━━ Given data
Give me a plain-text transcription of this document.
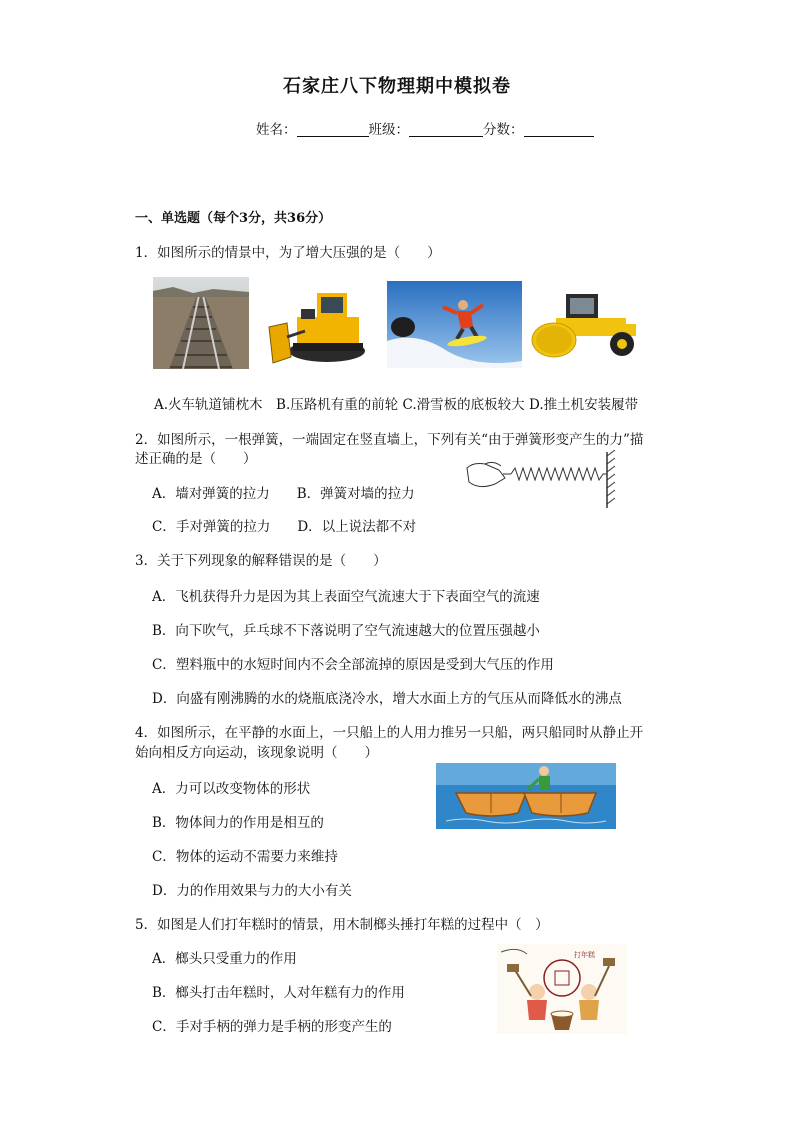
石家庄八下物理期中模拟卷
姓名：	班级：	分数：
一、单选题（每个3分，共36分）
1．如图所示的情景中，为了增大压强的是（　　）
A.火车轨道铺枕木　B.压路机有重的前轮 C.滑雪板的底板较大 D.推土机安装履带
2．如图所示，一根弹簧，一端固定在竖直墙上，下列有关“由于弹簧形变产生的力”描
述正确的是（　　）
A．墙对弹簧的拉力　　B．弹簧对墙的拉力
C．手对弹簧的拉力　　D．以上说法都不对
3．关于下列现象的解释错误的是（　　）
A．飞机获得升力是因为其上表面空气流速大于下表面空气的流速
B．向下吹气，乒乓球不下落说明了空气流速越大的位置压强越小
C．塑料瓶中的水短时间内不会全部流掉的原因是受到大气压的作用
D．向盛有刚沸腾的水的烧瓶底浇冷水，增大水面上方的气压从而降低水的沸点
4．如图所示，在平静的水面上，一只船上的人用力推另一只船，两只船同时从静止开
始向相反方向运动，该现象说明（　　）
A．力可以改变物体的形状
B．物体间力的作用是相互的
C．物体的运动不需要力来维持
D．力的作用效果与力的大小有关
5．如图是人们打年糕时的情景，用木制榔头捶打年糕的过程中（　）
A．榔头只受重力的作用
B．榔头打击年糕时，人对年糕有力的作用
C．手对手柄的弹力是手柄的形变产生的
打年糕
━━━━
• _What is being asked_: Reproduce every entry word for word, but omit the pictures.

• _Response to this task_:
Give me a plain-text transcription of this document.
石家庄八下物理期中模拟卷
姓名：	班级：	分数：
一、单选题（每个3分，共36分）
1．如图所示的情景中，为了增大压强的是（　　）
A.火车轨道铺枕木　B.压路机有重的前轮 C.滑雪板的底板较大 D.推土机安装履带
2．如图所示，一根弹簧，一端固定在竖直墙上，下列有关“由于弹簧形变产生的力”描
述正确的是（　　）
A．墙对弹簧的拉力　　B．弹簧对墙的拉力
C．手对弹簧的拉力　　D．以上说法都不对
3．关于下列现象的解释错误的是（　　）
A．飞机获得升力是因为其上表面空气流速大于下表面空气的流速
B．向下吹气，乒乓球不下落说明了空气流速越大的位置压强越小
C．塑料瓶中的水短时间内不会全部流掉的原因是受到大气压的作用
D．向盛有刚沸腾的水的烧瓶底浇冷水，增大水面上方的气压从而降低水的沸点
4．如图所示，在平静的水面上，一只船上的人用力推另一只船，两只船同时从静止开
始向相反方向运动，该现象说明（　　）
A．力可以改变物体的形状
B．物体间力的作用是相互的
C．物体的运动不需要力来维持
D．力的作用效果与力的大小有关
5．如图是人们打年糕时的情景，用木制榔头捶打年糕的过程中（　）
A．榔头只受重力的作用
B．榔头打击年糕时，人对年糕有力的作用
C．手对手柄的弹力是手柄的形变产生的
打年糕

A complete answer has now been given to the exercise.